* **Do this**
In the entries below, find the lines with the word "text" and copy them.

* **Information given**
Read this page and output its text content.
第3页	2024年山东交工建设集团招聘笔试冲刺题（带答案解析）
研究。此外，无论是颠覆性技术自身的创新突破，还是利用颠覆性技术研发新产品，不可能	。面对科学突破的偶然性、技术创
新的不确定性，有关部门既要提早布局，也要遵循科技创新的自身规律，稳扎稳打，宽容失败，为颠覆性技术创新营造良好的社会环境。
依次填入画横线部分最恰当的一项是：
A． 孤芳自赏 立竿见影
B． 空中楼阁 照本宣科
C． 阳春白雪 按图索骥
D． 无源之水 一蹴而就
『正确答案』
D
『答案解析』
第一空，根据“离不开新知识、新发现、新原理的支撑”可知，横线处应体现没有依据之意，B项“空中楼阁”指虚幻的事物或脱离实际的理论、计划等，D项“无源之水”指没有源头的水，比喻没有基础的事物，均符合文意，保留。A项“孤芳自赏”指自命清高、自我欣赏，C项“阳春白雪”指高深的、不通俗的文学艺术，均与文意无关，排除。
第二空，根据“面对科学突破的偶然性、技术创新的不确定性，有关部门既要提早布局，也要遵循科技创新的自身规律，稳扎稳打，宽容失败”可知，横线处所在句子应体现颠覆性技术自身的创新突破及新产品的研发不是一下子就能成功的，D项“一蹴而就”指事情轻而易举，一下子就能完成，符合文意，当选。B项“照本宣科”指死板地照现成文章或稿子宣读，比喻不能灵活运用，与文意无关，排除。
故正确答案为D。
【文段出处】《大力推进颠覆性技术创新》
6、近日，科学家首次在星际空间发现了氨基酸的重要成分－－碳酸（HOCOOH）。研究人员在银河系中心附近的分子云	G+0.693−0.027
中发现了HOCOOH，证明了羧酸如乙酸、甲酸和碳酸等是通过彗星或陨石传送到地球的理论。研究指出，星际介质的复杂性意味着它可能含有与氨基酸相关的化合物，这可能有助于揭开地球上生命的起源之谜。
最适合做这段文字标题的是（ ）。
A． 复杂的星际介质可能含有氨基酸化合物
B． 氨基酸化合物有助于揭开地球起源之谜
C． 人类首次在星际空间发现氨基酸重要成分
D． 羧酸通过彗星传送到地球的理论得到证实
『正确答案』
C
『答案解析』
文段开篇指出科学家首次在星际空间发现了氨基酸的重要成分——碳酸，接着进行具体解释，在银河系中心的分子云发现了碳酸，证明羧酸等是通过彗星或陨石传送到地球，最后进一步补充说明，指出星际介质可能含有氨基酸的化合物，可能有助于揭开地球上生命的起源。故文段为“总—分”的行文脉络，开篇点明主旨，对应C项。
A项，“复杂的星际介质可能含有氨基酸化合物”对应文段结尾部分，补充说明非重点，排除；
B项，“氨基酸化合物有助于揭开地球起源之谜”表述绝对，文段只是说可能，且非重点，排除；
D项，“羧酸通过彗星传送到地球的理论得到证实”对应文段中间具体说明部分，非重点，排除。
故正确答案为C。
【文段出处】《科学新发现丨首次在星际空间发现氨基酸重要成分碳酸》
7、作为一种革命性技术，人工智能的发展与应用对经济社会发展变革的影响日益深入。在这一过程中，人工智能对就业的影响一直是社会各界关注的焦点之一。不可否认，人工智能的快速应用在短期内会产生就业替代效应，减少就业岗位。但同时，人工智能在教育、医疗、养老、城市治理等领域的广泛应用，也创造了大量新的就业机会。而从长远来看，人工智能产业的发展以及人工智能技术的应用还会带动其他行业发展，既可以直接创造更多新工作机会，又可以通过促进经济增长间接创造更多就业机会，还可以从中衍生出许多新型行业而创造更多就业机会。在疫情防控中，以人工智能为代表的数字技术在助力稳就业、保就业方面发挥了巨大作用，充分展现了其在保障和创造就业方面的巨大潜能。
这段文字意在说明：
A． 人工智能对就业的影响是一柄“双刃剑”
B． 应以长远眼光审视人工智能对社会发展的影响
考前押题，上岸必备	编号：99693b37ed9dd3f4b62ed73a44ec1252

---

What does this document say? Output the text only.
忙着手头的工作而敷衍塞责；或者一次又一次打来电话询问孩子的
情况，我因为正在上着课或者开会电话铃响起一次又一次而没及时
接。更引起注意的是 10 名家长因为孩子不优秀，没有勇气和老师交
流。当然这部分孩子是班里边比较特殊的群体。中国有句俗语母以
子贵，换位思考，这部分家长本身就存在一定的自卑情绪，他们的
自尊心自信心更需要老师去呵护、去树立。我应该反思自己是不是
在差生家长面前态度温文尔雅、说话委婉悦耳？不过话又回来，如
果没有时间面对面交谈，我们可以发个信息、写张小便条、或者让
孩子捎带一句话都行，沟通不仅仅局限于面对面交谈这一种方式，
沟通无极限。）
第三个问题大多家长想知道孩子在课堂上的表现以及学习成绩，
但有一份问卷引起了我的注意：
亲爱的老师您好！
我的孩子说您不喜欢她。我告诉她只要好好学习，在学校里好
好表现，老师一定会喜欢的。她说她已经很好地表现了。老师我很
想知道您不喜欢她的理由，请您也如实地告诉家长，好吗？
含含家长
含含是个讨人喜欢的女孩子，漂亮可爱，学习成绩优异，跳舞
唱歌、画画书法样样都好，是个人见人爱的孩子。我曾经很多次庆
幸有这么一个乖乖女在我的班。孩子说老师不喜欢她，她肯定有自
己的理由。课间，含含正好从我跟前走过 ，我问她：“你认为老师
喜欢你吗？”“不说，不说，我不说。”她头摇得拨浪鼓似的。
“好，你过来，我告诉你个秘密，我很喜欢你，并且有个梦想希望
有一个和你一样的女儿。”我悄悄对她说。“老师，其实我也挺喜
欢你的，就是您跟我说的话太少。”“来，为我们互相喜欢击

* **Response to the task**
Read this page and output its text content.
What does this document say? Output the text only.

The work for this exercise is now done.